JOB:
Transcribe all of the data exactly. Omit the pictures.

Data excerpts:
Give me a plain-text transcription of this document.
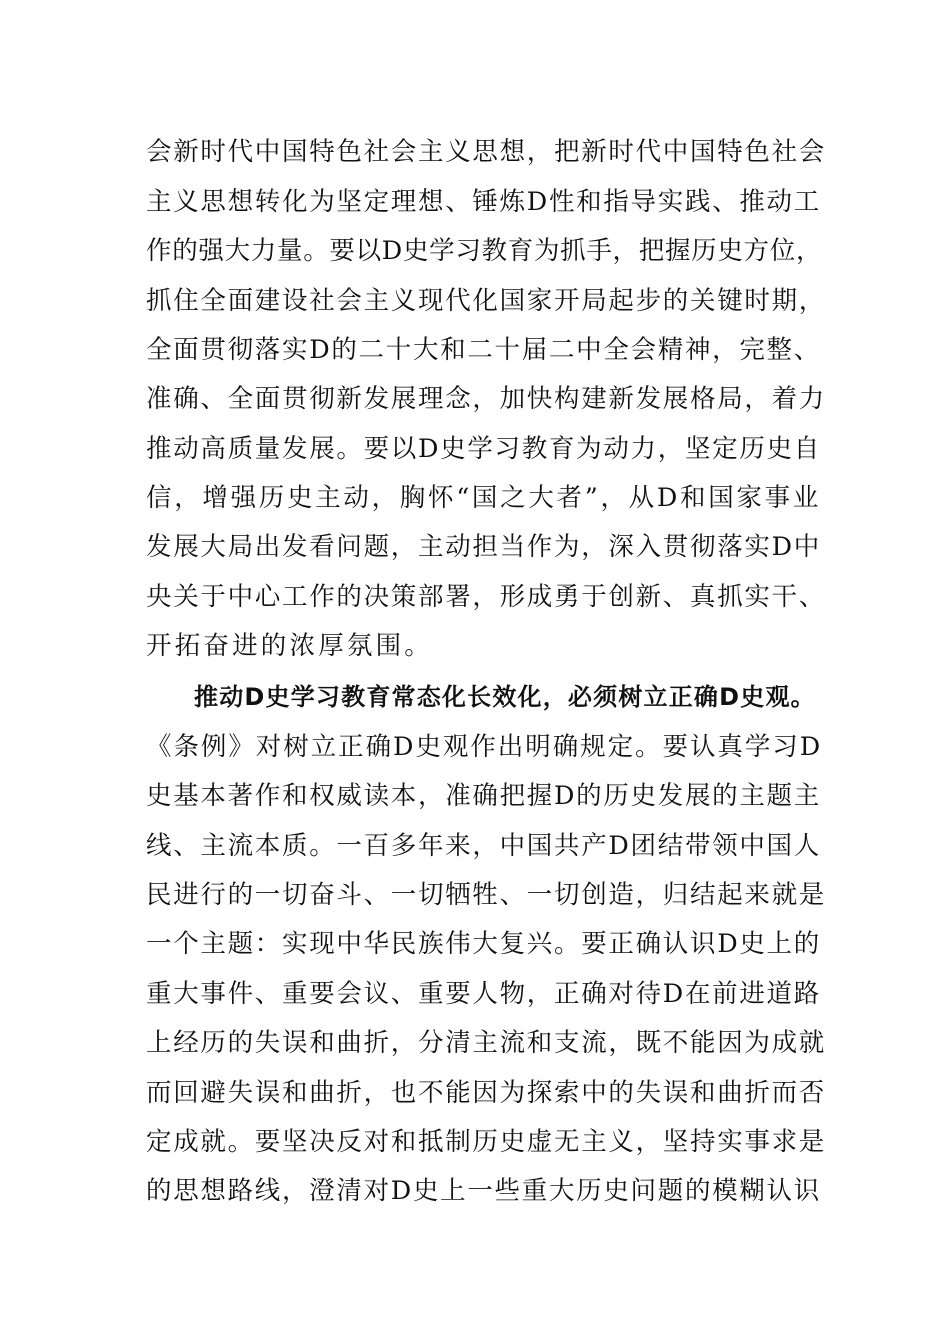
会新时代中国特色社会主义思想，把新时代中国特色社会
主义思想转化为坚定理想、锤炼D性和指导实践、推动工
作的强大力量。要以D史学习教育为抓手，把握历史方位，
抓住全面建设社会主义现代化国家开局起步的关键时期，
全面贯彻落实D的二十大和二十届二中全会精神，完整、
准确、全面贯彻新发展理念，加快构建新发展格局，着力
推动高质量发展。要以D史学习教育为动力，坚定历史自
信，增强历史主动，胸怀“国之大者”，从D和国家事业
发展大局出发看问题，主动担当作为，深入贯彻落实D中
央关于中心工作的决策部署，形成勇于创新、真抓实干、
开拓奋进的浓厚氛围。
推动D史学习教育常态化长效化，必须树立正确D史观。
《条例》对树立正确D史观作出明确规定。要认真学习D
史基本著作和权威读本，准确把握D的历史发展的主题主
线、主流本质。一百多年来，中国共产D团结带领中国人
民进行的一切奋斗、一切牺牲、一切创造，归结起来就是
一个主题：实现中华民族伟大复兴。要正确认识D史上的
重大事件、重要会议、重要人物，正确对待D在前进道路
上经历的失误和曲折，分清主流和支流，既不能因为成就
而回避失误和曲折，也不能因为探索中的失误和曲折而否
定成就。要坚决反对和抵制历史虚无主义，坚持实事求是
的思想路线，澄清对D史上一些重大历史问题的模糊认识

ANSWER TO THIS PROBLEM:
Give me a plain-text transcription of this document.
会新时代中国特色社会主义思想，把新时代中国特色社会
主义思想转化为坚定理想、锤炼D性和指导实践、推动工
作的强大力量。要以D史学习教育为抓手，把握历史方位，
抓住全面建设社会主义现代化国家开局起步的关键时期，
全面贯彻落实D的二十大和二十届二中全会精神，完整、
准确、全面贯彻新发展理念，加快构建新发展格局，着力
推动高质量发展。要以D史学习教育为动力，坚定历史自
信，增强历史主动，胸怀“国之大者”，从D和国家事业
发展大局出发看问题，主动担当作为，深入贯彻落实D中
央关于中心工作的决策部署，形成勇于创新、真抓实干、
开拓奋进的浓厚氛围。
推动D史学习教育常态化长效化，必须树立正确D史观。
《条例》对树立正确D史观作出明确规定。要认真学习D
史基本著作和权威读本，准确把握D的历史发展的主题主
线、主流本质。一百多年来，中国共产D团结带领中国人
民进行的一切奋斗、一切牺牲、一切创造，归结起来就是
一个主题：实现中华民族伟大复兴。要正确认识D史上的
重大事件、重要会议、重要人物，正确对待D在前进道路
上经历的失误和曲折，分清主流和支流，既不能因为成就
而回避失误和曲折，也不能因为探索中的失误和曲折而否
定成就。要坚决反对和抵制历史虚无主义，坚持实事求是
的思想路线，澄清对D史上一些重大历史问题的模糊认识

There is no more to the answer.